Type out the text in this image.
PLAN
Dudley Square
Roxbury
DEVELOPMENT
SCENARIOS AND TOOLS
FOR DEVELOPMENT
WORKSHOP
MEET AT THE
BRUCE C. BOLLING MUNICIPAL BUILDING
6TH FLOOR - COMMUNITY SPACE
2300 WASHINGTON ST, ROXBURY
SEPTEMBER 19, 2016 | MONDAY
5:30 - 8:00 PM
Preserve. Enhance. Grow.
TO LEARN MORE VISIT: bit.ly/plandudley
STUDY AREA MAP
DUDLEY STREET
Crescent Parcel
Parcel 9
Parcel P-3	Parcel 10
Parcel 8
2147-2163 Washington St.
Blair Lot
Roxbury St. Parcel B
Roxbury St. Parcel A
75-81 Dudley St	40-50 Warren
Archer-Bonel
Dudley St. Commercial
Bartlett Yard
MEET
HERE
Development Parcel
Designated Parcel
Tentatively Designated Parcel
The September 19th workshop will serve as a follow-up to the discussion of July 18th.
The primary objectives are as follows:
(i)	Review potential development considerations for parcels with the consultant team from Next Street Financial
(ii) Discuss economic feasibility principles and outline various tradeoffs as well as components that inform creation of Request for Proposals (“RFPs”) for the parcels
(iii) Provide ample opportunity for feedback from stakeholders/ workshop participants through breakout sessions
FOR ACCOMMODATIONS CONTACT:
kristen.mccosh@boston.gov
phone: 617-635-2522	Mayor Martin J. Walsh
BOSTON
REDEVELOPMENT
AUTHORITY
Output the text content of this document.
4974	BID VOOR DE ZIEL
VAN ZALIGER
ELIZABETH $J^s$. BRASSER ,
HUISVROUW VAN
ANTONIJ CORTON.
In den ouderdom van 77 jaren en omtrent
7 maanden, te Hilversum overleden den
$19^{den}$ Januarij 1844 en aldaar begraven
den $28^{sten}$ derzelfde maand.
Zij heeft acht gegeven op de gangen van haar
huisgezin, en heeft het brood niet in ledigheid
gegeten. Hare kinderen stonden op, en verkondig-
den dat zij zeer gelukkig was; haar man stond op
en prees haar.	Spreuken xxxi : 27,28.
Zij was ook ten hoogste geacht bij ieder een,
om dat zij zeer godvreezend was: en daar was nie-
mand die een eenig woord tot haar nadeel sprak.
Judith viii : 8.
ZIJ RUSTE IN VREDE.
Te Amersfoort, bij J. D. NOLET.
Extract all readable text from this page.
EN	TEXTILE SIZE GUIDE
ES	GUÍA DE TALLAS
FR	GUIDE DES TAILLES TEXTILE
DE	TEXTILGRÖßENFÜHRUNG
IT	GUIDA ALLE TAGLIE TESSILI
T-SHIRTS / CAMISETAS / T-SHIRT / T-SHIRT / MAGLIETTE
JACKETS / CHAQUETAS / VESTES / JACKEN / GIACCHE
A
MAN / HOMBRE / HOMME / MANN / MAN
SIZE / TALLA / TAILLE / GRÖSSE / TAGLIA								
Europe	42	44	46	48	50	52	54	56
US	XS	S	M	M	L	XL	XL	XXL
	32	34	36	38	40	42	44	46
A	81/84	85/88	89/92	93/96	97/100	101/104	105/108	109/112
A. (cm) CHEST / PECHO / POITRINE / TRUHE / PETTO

AIM OF THE EXERCISE ::
Copy out the data shown above without altering anything.

OUTPUT OF THE TASK ::
Type out the text in this image.
PLAN
Dudley Square
Roxbury
DEVELOPMENT
SCENARIOS AND TOOLS
FOR DEVELOPMENT
WORKSHOP
MEET AT THE
BRUCE C. BOLLING MUNICIPAL BUILDING
6TH FLOOR - COMMUNITY SPACE
2300 WASHINGTON ST, ROXBURY
SEPTEMBER 19, 2016 | MONDAY
5:30 - 8:00 PM
Preserve. Enhance. Grow.
TO LEARN MORE VISIT: bit.ly/plandudley
STUDY AREA MAP
DUDLEY STREET
Crescent Parcel
Parcel 9
Parcel P-3	Parcel 10
Parcel 8
2147-2163 Washington St.
Blair Lot
Roxbury St. Parcel B
Roxbury St. Parcel A
75-81 Dudley St	40-50 Warren
Archer-Bonel
Dudley St. Commercial
Bartlett Yard
MEET
HERE
Development Parcel
Designated Parcel
Tentatively Designated Parcel
The September 19th workshop will serve as a follow-up to the discussion of July 18th.
The primary objectives are as follows:
(i)	Review potential development considerations for parcels with the consultant team from Next Street Financial
(ii) Discuss economic feasibility principles and outline various tradeoffs as well as components that inform creation of Request for Proposals (“RFPs”) for the parcels
(iii) Provide ample opportunity for feedback from stakeholders/ workshop participants through breakout sessions
FOR ACCOMMODATIONS CONTACT:
kristen.mccosh@boston.gov
phone: 617-635-2522	Mayor Martin J. Walsh
BOSTON
REDEVELOPMENT
AUTHORITY
Output the text content of this document.
4974	BID VOOR DE ZIEL
VAN ZALIGER
ELIZABETH $J^s$. BRASSER ,
HUISVROUW VAN
ANTONIJ CORTON.
In den ouderdom van 77 jaren en omtrent
7 maanden, te Hilversum overleden den
$19^{den}$ Januarij 1844 en aldaar begraven
den $28^{sten}$ derzelfde maand.
Zij heeft acht gegeven op de gangen van haar
huisgezin, en heeft het brood niet in ledigheid
gegeten. Hare kinderen stonden op, en verkondig-
den dat zij zeer gelukkig was; haar man stond op
en prees haar.	Spreuken xxxi : 27,28.
Zij was ook ten hoogste geacht bij ieder een,
om dat zij zeer godvreezend was: en daar was nie-
mand die een eenig woord tot haar nadeel sprak.
Judith viii : 8.
ZIJ RUSTE IN VREDE.
Te Amersfoort, bij J. D. NOLET.
Extract all readable text from this page.
EN	TEXTILE SIZE GUIDE
ES	GUÍA DE TALLAS
FR	GUIDE DES TAILLES TEXTILE
DE	TEXTILGRÖßENFÜHRUNG
IT	GUIDA ALLE TAGLIE TESSILI
T-SHIRTS / CAMISETAS / T-SHIRT / T-SHIRT / MAGLIETTE
JACKETS / CHAQUETAS / VESTES / JACKEN / GIACCHE
A
MAN / HOMBRE / HOMME / MANN / MAN
SIZE / TALLA / TAILLE / GRÖSSE / TAGLIA								
Europe	42	44	46	48	50	52	54	56
US	XS	S	M	M	L	XL	XL	XXL
	32	34	36	38	40	42	44	46
A	81/84	85/88	89/92	93/96	97/100	101/104	105/108	109/112
A. (cm) CHEST / PECHO / POITRINE / TRUHE / PETTO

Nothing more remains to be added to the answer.